## Task brief
Read through the entries below and return each line with the word "Smithsonian".

## Dataset
>> begin
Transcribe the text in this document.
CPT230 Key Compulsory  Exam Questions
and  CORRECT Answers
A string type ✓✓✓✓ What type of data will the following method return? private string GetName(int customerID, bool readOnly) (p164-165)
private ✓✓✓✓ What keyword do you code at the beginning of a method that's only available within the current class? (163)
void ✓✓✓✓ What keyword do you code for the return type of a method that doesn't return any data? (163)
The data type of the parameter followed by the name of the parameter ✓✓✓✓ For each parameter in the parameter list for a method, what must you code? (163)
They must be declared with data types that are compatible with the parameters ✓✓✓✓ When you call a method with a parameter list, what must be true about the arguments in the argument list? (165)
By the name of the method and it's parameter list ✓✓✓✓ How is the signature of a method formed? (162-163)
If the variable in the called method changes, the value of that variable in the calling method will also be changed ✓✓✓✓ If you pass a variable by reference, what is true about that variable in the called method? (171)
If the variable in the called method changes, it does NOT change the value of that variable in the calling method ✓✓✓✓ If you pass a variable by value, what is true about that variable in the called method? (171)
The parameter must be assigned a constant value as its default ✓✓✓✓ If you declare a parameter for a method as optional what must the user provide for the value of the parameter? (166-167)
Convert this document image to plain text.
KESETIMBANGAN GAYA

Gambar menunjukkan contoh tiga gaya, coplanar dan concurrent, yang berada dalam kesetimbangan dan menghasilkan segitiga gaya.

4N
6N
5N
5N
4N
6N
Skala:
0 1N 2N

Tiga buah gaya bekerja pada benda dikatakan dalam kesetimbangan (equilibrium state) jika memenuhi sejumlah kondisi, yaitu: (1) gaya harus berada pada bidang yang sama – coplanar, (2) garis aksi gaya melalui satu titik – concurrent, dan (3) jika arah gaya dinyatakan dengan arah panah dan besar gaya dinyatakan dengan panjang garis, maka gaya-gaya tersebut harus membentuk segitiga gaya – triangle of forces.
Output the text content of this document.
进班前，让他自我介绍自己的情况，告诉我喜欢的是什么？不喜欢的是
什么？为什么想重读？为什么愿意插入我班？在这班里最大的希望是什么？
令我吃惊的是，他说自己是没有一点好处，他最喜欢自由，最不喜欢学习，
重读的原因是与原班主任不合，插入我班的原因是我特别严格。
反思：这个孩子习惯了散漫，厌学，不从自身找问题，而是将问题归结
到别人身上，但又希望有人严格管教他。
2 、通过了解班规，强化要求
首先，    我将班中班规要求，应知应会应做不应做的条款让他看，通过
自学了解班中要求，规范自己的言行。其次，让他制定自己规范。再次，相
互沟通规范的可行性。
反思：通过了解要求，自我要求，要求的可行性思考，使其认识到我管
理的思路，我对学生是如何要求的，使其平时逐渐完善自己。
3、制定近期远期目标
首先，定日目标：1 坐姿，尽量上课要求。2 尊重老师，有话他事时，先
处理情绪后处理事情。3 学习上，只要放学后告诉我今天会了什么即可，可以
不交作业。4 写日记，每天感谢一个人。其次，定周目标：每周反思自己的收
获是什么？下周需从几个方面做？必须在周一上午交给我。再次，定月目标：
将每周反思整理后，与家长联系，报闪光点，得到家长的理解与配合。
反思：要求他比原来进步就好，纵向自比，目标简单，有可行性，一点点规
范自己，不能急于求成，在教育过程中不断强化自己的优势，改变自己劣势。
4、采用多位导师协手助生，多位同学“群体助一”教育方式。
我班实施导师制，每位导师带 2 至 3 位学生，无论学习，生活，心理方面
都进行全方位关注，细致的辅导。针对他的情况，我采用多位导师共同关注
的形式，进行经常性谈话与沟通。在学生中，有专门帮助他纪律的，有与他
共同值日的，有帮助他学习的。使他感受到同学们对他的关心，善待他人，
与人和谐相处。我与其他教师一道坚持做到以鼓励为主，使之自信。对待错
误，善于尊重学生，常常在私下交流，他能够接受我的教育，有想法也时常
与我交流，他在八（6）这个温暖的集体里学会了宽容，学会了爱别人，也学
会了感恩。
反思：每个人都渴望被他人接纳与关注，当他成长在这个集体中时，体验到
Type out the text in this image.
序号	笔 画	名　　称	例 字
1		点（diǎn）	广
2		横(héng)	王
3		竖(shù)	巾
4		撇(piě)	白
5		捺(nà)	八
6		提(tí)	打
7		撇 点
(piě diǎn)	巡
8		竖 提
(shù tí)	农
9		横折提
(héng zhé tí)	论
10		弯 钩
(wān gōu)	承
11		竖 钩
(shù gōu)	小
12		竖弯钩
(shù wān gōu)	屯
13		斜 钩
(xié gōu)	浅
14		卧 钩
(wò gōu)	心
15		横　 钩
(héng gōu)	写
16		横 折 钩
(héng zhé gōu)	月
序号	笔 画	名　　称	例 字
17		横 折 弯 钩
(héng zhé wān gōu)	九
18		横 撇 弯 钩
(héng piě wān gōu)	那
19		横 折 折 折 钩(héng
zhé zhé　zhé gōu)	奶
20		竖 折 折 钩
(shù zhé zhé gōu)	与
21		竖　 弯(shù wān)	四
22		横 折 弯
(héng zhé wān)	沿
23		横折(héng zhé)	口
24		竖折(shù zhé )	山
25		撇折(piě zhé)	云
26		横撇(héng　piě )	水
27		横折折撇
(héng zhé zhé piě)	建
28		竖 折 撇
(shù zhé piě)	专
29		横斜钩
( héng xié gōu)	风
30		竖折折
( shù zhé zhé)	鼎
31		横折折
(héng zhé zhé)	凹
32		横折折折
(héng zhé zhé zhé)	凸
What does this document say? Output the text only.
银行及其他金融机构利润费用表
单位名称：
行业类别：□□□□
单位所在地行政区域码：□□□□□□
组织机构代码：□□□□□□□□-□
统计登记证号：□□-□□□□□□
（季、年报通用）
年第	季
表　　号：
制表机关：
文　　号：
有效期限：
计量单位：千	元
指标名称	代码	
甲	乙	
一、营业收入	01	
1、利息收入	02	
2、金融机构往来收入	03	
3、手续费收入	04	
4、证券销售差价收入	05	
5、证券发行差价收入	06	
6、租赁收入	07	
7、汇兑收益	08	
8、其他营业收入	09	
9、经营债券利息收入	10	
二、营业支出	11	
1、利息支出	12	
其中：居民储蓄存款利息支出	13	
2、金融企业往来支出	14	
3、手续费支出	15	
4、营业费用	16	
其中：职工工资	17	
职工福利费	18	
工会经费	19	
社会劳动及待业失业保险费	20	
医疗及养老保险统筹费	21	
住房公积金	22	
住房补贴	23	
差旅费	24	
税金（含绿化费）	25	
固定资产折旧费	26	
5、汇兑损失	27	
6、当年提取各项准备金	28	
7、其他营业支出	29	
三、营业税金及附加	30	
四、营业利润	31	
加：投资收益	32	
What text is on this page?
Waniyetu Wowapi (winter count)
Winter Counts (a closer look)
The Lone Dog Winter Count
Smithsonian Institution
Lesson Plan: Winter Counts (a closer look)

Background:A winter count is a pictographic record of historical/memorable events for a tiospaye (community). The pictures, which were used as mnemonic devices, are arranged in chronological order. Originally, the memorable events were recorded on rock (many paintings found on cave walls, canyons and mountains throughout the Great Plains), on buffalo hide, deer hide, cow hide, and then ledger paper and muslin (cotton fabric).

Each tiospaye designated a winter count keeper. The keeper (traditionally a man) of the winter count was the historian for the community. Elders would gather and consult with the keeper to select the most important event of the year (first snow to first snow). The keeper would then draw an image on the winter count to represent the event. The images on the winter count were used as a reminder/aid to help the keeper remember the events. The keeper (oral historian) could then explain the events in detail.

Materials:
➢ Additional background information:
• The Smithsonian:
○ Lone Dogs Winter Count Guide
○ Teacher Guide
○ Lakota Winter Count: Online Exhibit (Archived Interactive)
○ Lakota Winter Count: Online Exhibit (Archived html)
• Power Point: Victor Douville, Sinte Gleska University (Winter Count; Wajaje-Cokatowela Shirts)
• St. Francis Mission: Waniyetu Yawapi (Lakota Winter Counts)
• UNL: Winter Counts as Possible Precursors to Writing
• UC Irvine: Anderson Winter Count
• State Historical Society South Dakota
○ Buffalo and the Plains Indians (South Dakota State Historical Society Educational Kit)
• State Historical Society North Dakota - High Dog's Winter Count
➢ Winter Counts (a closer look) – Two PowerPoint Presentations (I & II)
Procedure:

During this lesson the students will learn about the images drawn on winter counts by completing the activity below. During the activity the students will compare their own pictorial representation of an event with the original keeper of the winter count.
>> end
## Response to this exercise
Smithsonian Institution
• The Smithsonian:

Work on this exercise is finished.